Exercises:
1. Translate this sentence from the Immortals article into Spanish: "Gods presumably exist, as Clerics regularly receive divine intervention."
2. Summarize the Immortals article in two sentences.
3. Reproduce the part of the Immortals article starting at "How this all" and ending at "of play too.", keeping every word and punctuation mark unchanged.

Source passage:
════════════════════

Some of these are even almost possible using spells in the core rules.

Immortals totally aren't Gods

To any peasant, even the weakest of Immortals would seem like a god. The original version of Immortals simply doesn't bring up the elephant in the room with this one. Gods presumably exist, as Clerics regularly receive divine intervention. In fact, Clerics will serve Immortals, so the reasonable conclusion seems to be that Immortals are in fact gods. But BECMI simply doesn't bring up gods at all, and the particular lack of any mention of particular aspects of religion appears to be a result of the backlash received by D&D during the Satanic Panic. Can't blame the publishers for not wanting to pour fuel on the fire there.

In DCC, it's not entirely clear what deities are exactly. Among the suggested Clerical deities in DCC RPG are proper gods, a demigod, an Old One, a demon prince and a demon lord. From this I would suppose that a deity in DCC is any being powerful enough to grant a Cleric their power. Any one of those creatures are likely immortal and thus classify as an Immortal.

It's not so much that they are gods necessarily, but they may as well be because who even knows what a god is anyway?

Immortality follows a clear and structured hierarchy

I'm not sure whether it turned out this way for the sake of game mechanics or whether the authors fell into the design traps many of us do while world-building - that old human obsession with labelling things and putting them neatly into a box. Whatever the reason, the Immortals set goes well out of its way to tell you exactly how many Immortals there are at which levels. To reach those levels, you specifically have to compete with and usurp existing Immortals.

A lot of mystery and variety is removed by this structured approach. On top of that, it bakes a lot of cosmic world-building into the mechanics of the game, leaving little (if any) room for the Judge and players to do their own thing. I have my own ideas about what the cosmos looks like with Immortals in it but it's very freeform and would likely be different in a different campaign world. BECMI gives you one version of the cosmos to play with, and it's not a very mysterious one. There's little to explore, which is odd given that exploring the secrets of the universe is supposed to be what Immortals do. I guess the authors thought that meant there needed to be answers.

How this all ties together

If we these things about Immortals, we end up with something that looks a little more appropriate for a DCC campaign. The advice given in the core book includes keeping things mysterious and unknown, having variety, and achieving great power through questing. That's all totally possible at the cosmic hero tier of play too.

I guess the next step is to create that tier of play.

════════════════════

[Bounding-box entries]

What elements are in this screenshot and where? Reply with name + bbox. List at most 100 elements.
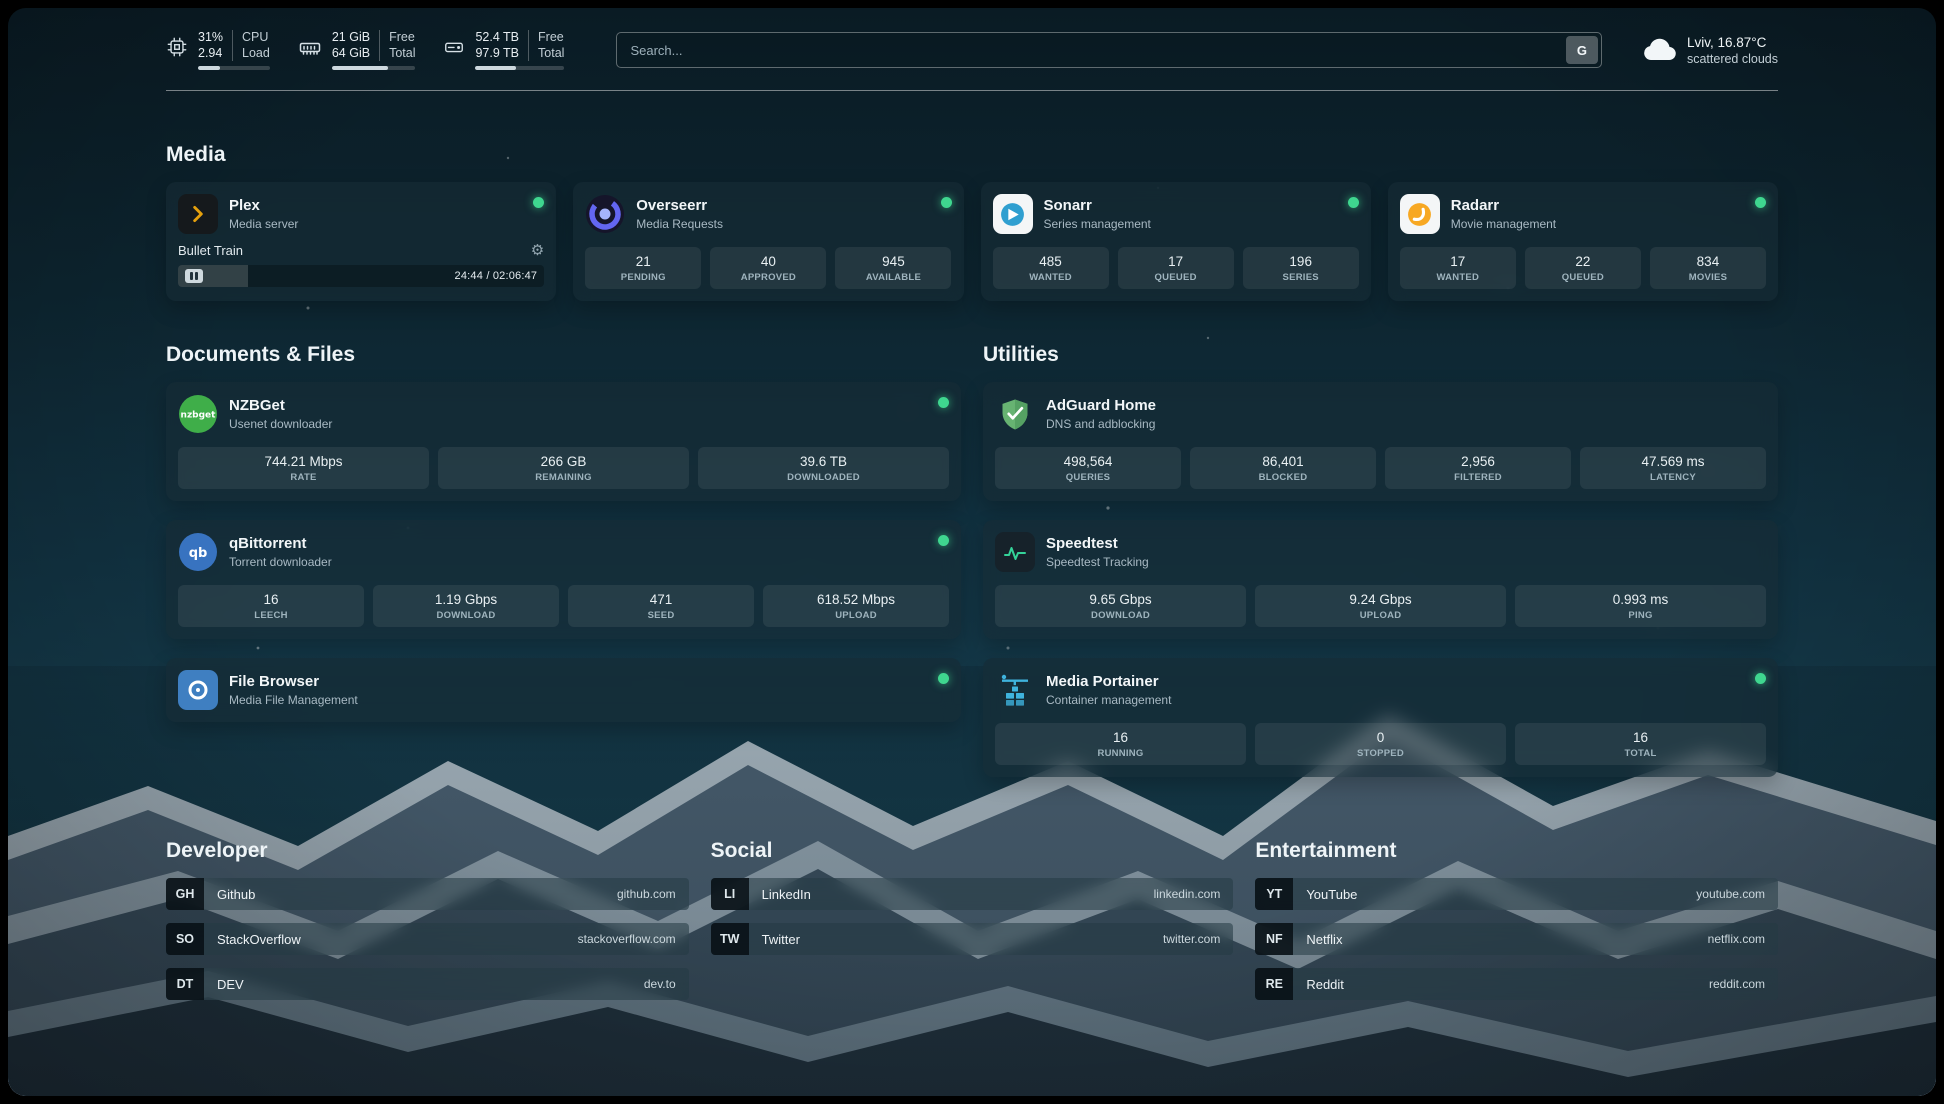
section-title-documents: Documents & Files xyxy=(166,343,961,367)
now-playing-title: Bullet Train xyxy=(178,243,243,258)
service-subtitle: Container management xyxy=(1046,693,1171,707)
bookmark-url: youtube.com xyxy=(1696,887,1765,901)
adguard-icon xyxy=(995,394,1035,434)
bookmark-abbr: LI xyxy=(711,878,749,910)
bookmark-youtube[interactable]: YT YouTube youtube.com xyxy=(1255,878,1778,910)
section-title-social: Social xyxy=(711,839,1234,863)
stat-rate: 744.21 Mbps RATE xyxy=(178,447,429,489)
dashboard-window: 31% 2.94 CPU Load xyxy=(8,8,1936,1096)
service-card-plex[interactable]: Plex Media server Bullet Train ⚙ 24:44 /… xyxy=(166,182,556,301)
service-name: File Browser xyxy=(229,673,358,690)
bookmark-reddit[interactable]: RE Reddit reddit.com xyxy=(1255,968,1778,1000)
cpu-label-1: CPU xyxy=(242,30,270,45)
service-subtitle: DNS and adblocking xyxy=(1046,417,1156,431)
cpu-resource-widget: 31% 2.94 CPU Load xyxy=(166,30,270,70)
stat-queued: 17 QUEUED xyxy=(1118,247,1234,289)
weather-location: Lviv, 16.87°C xyxy=(1687,35,1778,50)
service-subtitle: Usenet downloader xyxy=(229,417,332,431)
bookmark-name: LinkedIn xyxy=(762,887,811,902)
memory-icon xyxy=(298,36,322,60)
service-card-speedtest[interactable]: Speedtest Speedtest Tracking 9.65 Gbps D… xyxy=(983,520,1778,639)
bookmark-name: Github xyxy=(217,887,255,902)
disk-total: 97.9 TB xyxy=(475,46,519,61)
radarr-icon xyxy=(1400,194,1440,234)
memory-label-1: Free xyxy=(389,30,415,45)
bookmark-url: netflix.com xyxy=(1708,932,1765,946)
bookmark-abbr: TW xyxy=(711,923,749,955)
memory-usage-bar xyxy=(332,66,416,70)
service-subtitle: Media Requests xyxy=(636,217,723,231)
cpu-usage-bar xyxy=(198,66,270,70)
status-dot xyxy=(1755,197,1766,208)
status-dot xyxy=(938,535,949,546)
header-divider xyxy=(166,90,1778,91)
qbittorrent-icon: qb xyxy=(178,532,218,572)
service-card-sonarr[interactable]: Sonarr Series management 485 WANTED 17 Q… xyxy=(981,182,1371,301)
service-card-overseerr[interactable]: Overseerr Media Requests 21 PENDING 40 A… xyxy=(573,182,963,301)
pause-icon[interactable] xyxy=(185,269,203,283)
service-card-portainer[interactable]: Media Portainer Container management 16 … xyxy=(983,658,1778,777)
service-subtitle: Media server xyxy=(229,217,298,231)
settings-gear-icon[interactable]: ⚙ xyxy=(531,243,544,258)
stat-downloaded: 39.6 TB DOWNLOADED xyxy=(698,447,949,489)
section-title-utilities: Utilities xyxy=(983,343,1778,367)
sonarr-icon xyxy=(993,194,1033,234)
bookmark-name: StackOverflow xyxy=(217,932,301,947)
bookmark-netflix[interactable]: NF Netflix netflix.com xyxy=(1255,923,1778,955)
status-dot xyxy=(1348,197,1359,208)
nzbget-icon: nzbget xyxy=(178,394,218,434)
bookmark-linkedin[interactable]: LI LinkedIn linkedin.com xyxy=(711,878,1234,910)
section-title-developer: Developer xyxy=(166,839,689,863)
search-bar: G xyxy=(616,32,1602,68)
service-name: NZBGet xyxy=(229,397,332,414)
cpu-percent: 31% xyxy=(198,30,223,45)
speedtest-icon xyxy=(995,532,1035,572)
status-dot xyxy=(1755,673,1766,684)
service-subtitle: Series management xyxy=(1044,217,1151,231)
service-card-radarr[interactable]: Radarr Movie management 17 WANTED 22 QUE… xyxy=(1388,182,1778,301)
filebrowser-icon xyxy=(178,670,218,710)
top-bar: 31% 2.94 CPU Load xyxy=(166,30,1778,70)
stat-total: 16 TOTAL xyxy=(1515,723,1766,765)
bookmark-url: linkedin.com xyxy=(1154,887,1221,901)
bookmark-twitter[interactable]: TW Twitter twitter.com xyxy=(711,923,1234,955)
weather-widget: Lviv, 16.87°C scattered clouds xyxy=(1642,35,1778,66)
playback-progress-bar[interactable]: 24:44 / 02:06:47 xyxy=(178,265,544,287)
section-developer: Developer GH Github github.com SO StackO… xyxy=(166,839,689,1013)
status-dot xyxy=(533,197,544,208)
section-title-entertainment: Entertainment xyxy=(1255,839,1778,863)
stat-download: 9.65 Gbps DOWNLOAD xyxy=(995,585,1246,627)
bookmark-dev[interactable]: DT DEV dev.to xyxy=(166,968,689,1000)
bookmark-abbr: GH xyxy=(166,878,204,910)
bookmark-abbr: YT xyxy=(1255,878,1293,910)
bookmark-abbr: RE xyxy=(1255,968,1293,1000)
stat-queries: 498,564 QUERIES xyxy=(995,447,1181,489)
service-name: Sonarr xyxy=(1044,197,1151,214)
weather-condition: scattered clouds xyxy=(1687,52,1778,66)
bookmark-url: reddit.com xyxy=(1709,977,1765,991)
search-provider-button[interactable]: G xyxy=(1566,36,1598,64)
overseerr-icon xyxy=(585,194,625,234)
stat-approved: 40 APPROVED xyxy=(710,247,826,289)
stat-remaining: 266 GB REMAINING xyxy=(438,447,689,489)
bookmark-name: DEV xyxy=(217,977,244,992)
section-utilities: Utilities xyxy=(983,343,1778,777)
service-card-filebrowser[interactable]: File Browser Media File Management xyxy=(166,658,961,722)
service-name: AdGuard Home xyxy=(1046,397,1156,414)
service-name: Speedtest xyxy=(1046,535,1149,552)
bookmark-url: dev.to xyxy=(644,977,676,991)
stat-upload: 618.52 Mbps UPLOAD xyxy=(763,585,949,627)
bookmark-stackoverflow[interactable]: SO StackOverflow stackoverflow.com xyxy=(166,923,689,955)
bookmark-abbr: SO xyxy=(166,923,204,955)
service-name: qBittorrent xyxy=(229,535,332,552)
svg-text:qb: qb xyxy=(189,546,208,561)
svg-text:nzbget: nzbget xyxy=(181,411,217,421)
bookmark-name: YouTube xyxy=(1306,887,1357,902)
section-media: Media Plex Media server xyxy=(166,143,1778,301)
search-input[interactable] xyxy=(616,32,1602,68)
stat-movies: 834 MOVIES xyxy=(1650,247,1766,289)
bookmark-github[interactable]: GH Github github.com xyxy=(166,878,689,910)
service-card-qbittorrent[interactable]: qb qBittorrent Torrent downloader xyxy=(166,520,961,639)
service-card-nzbget[interactable]: nzbget NZBGet Usenet downloader 74 xyxy=(166,382,961,501)
service-card-adguard[interactable]: AdGuard Home DNS and adblocking 498,564 … xyxy=(983,382,1778,501)
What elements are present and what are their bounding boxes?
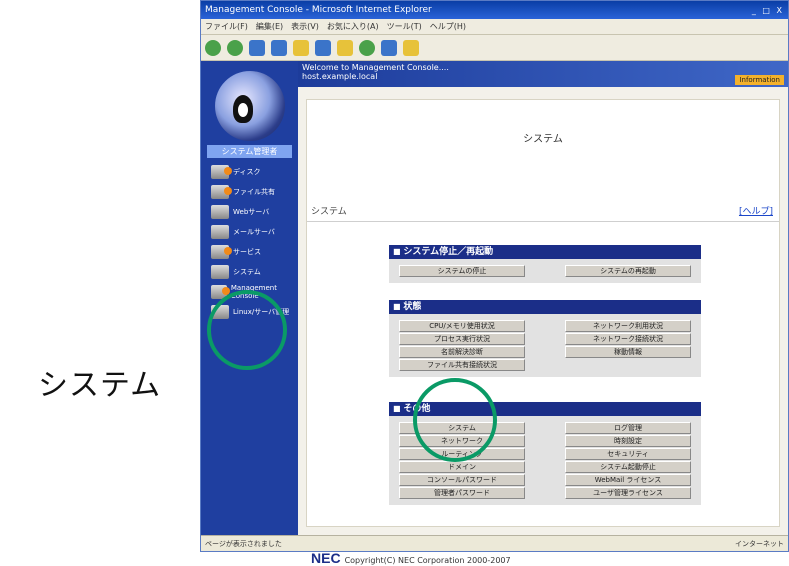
menu-tools[interactable]: ツール(T) — [387, 21, 422, 32]
section-shutdown: システム停止／再起動 システムの停止 システムの再起動 — [389, 245, 701, 283]
section-body: システム ログ管理 ネットワーク 時刻設定 ルーティング セキュリティ ドメイン… — [389, 416, 701, 505]
sidebar-item-linux-admin[interactable]: Linux/サーバ管理 — [201, 302, 298, 322]
menu-bar: ファイル(F) 編集(E) 表示(V) お気に入り(A) ツール(T) ヘルプ(… — [201, 19, 788, 35]
system-button[interactable]: システム — [399, 422, 525, 434]
history-icon[interactable] — [359, 39, 375, 56]
host-text: host.example.local — [302, 72, 378, 81]
menu-edit[interactable]: 編集(E) — [256, 21, 283, 32]
back-icon[interactable] — [205, 39, 221, 56]
routing-button[interactable]: ルーティング — [399, 448, 525, 460]
sidebar-item-fileshare[interactable]: ファイル共有 — [201, 182, 298, 202]
copyright-text: Copyright(C) NEC Corporation 2000-2007 — [344, 556, 511, 565]
section-status: 状態 CPU/メモリ使用状況 ネットワーク利用状況 プロセス実行状況 ネットワー… — [389, 300, 701, 377]
section-title: 状態 — [389, 300, 701, 314]
mail-icon[interactable] — [381, 39, 397, 56]
sidebar-item-label: システム — [233, 268, 261, 276]
stop-icon[interactable] — [249, 39, 265, 56]
fileshare-icon — [211, 185, 232, 199]
sidebar-item-system[interactable]: システム — [201, 262, 298, 282]
section-other: その他 システム ログ管理 ネットワーク 時刻設定 ルーティング セキュリティ … — [389, 402, 701, 505]
sidebar: システム管理者 ディスク ファイル共有 Webサーバ メールサーバ サービス シ… — [201, 61, 298, 535]
sidebar-item-label: Webサーバ — [233, 208, 270, 216]
status-text: ページが表示されました — [205, 539, 282, 548]
zone-text: インターネット — [735, 539, 784, 548]
security-button[interactable]: セキュリティ — [565, 448, 691, 460]
webmail-license-button[interactable]: WebMail ライセンス — [565, 474, 691, 486]
refresh-icon[interactable] — [271, 39, 287, 56]
admin-password-button[interactable]: 管理者パスワード — [399, 487, 525, 499]
console-password-button[interactable]: コンソールパスワード — [399, 474, 525, 486]
help-link[interactable]: [ヘルプ] — [739, 204, 773, 217]
outer-caption: システム — [38, 368, 162, 403]
favorites-icon[interactable] — [337, 39, 353, 56]
mailserver-icon — [211, 225, 229, 239]
sidebar-item-label: サービス — [233, 248, 261, 256]
section-title: その他 — [389, 402, 701, 416]
section-title: システム停止／再起動 — [389, 245, 701, 259]
sidebar-item-disk[interactable]: ディスク — [201, 162, 298, 182]
cpu-memory-button[interactable]: CPU/メモリ使用状況 — [399, 320, 525, 332]
information-button[interactable]: Information — [735, 75, 784, 85]
sidebar-item-service[interactable]: サービス — [201, 242, 298, 262]
menu-help[interactable]: ヘルプ(H) — [430, 21, 466, 32]
welcome-banner: Welcome to Management Console.... host.e… — [298, 61, 788, 87]
server-admin-icon — [211, 305, 229, 319]
sidebar-item-label: ディスク — [233, 168, 261, 176]
service-icon — [211, 245, 232, 259]
nec-logo: NEC — [311, 550, 341, 566]
user-license-button[interactable]: ユーザ管理ライセンス — [565, 487, 691, 499]
operation-info-button[interactable]: 稼動情報 — [565, 346, 691, 358]
welcome-text: Welcome to Management Console.... — [302, 63, 449, 72]
section-body: CPU/メモリ使用状況 ネットワーク利用状況 プロセス実行状況 ネットワーク接続… — [389, 314, 701, 377]
reboot-button[interactable]: システムの再起動 — [565, 265, 691, 277]
page-title: システム — [523, 134, 563, 145]
sidebar-item-label: Management Console — [230, 284, 277, 300]
sidebar-item-management-console[interactable]: Management Console — [201, 282, 298, 302]
sidebar-item-webserver[interactable]: Webサーバ — [201, 202, 298, 222]
title-bar: Management Console - Microsoft Internet … — [201, 1, 788, 19]
console-icon — [211, 285, 230, 299]
window-controls[interactable]: _ □ X — [752, 6, 784, 15]
main-pane: Welcome to Management Console.... host.e… — [298, 61, 788, 566]
footer: NEC Copyright(C) NEC Corporation 2000-20… — [311, 550, 511, 566]
network-connection-button[interactable]: ネットワーク接続状況 — [565, 333, 691, 345]
window-title: Management Console - Microsoft Internet … — [205, 5, 432, 15]
breadcrumb: システム [ヘルプ] — [307, 204, 779, 222]
breadcrumb-text: システム — [311, 207, 347, 217]
system-icon — [211, 265, 229, 279]
name-resolution-button[interactable]: 名前解決診断 — [399, 346, 525, 358]
time-setting-button[interactable]: 時刻設定 — [565, 435, 691, 447]
search-icon[interactable] — [315, 39, 331, 56]
section-body: システムの停止 システムの再起動 — [389, 259, 701, 283]
disk-icon — [211, 165, 232, 179]
webserver-icon — [211, 205, 229, 219]
browser-window: Management Console - Microsoft Internet … — [200, 0, 789, 566]
network-button[interactable]: ネットワーク — [399, 435, 525, 447]
print-icon[interactable] — [403, 39, 419, 56]
sidebar-item-label: Linux/サーバ管理 — [233, 308, 290, 316]
sidebar-item-mailserver[interactable]: メールサーバ — [201, 222, 298, 242]
domain-button[interactable]: ドメイン — [399, 461, 525, 473]
sidebar-item-label: ファイル共有 — [233, 188, 275, 196]
network-usage-button[interactable]: ネットワーク利用状況 — [565, 320, 691, 332]
status-bar: ページが表示されました インターネット — [201, 535, 788, 551]
menu-file[interactable]: ファイル(F) — [205, 21, 248, 32]
log-management-button[interactable]: ログ管理 — [565, 422, 691, 434]
sidebar-header: システム管理者 — [207, 145, 292, 158]
content-area: システム管理者 ディスク ファイル共有 Webサーバ メールサーバ サービス シ… — [201, 61, 788, 566]
shutdown-button[interactable]: システムの停止 — [399, 265, 525, 277]
toolbar — [201, 35, 788, 61]
sidebar-item-label: メールサーバ — [233, 228, 275, 236]
home-icon[interactable] — [293, 39, 309, 56]
process-button[interactable]: プロセス実行状況 — [399, 333, 525, 345]
page-panel: システム システム [ヘルプ] システム停止／再起動 システムの停止 システムの… — [306, 99, 780, 566]
fileshare-status-button[interactable]: ファイル共有接続状況 — [399, 359, 525, 371]
system-startstop-button[interactable]: システム起動停止 — [565, 461, 691, 473]
menu-view[interactable]: 表示(V) — [291, 21, 319, 32]
menu-favorites[interactable]: お気に入り(A) — [327, 21, 379, 32]
penguin-logo — [214, 71, 285, 141]
forward-icon[interactable] — [227, 39, 243, 56]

════════════════════

Answers for this exercise:
1. Es de suponer que los dioses existen, ya que los Clérigos reciben con regularidad intervención divina.

2. BECMI never mentions gods, even though Clerics serve Immortals and receive divine intervention, while in DCC a deity appears to be any being powerful enough to grant a Cleric power. BECMI's rigid hierarchy of Immortals removes much mystery and variety and builds its cosmology into the mechanics, leaving little room for the Judge and players to shape the cosmos themselves.

3.
How this all ties together

If we these things about Immortals, we end up with something that looks a little more appropriate for a DCC campaign. The advice given in the core book includes keeping things mysterious and unknown, having variety, and achieving great power through questing. That's all totally possible at the cosmic hero tier of play too.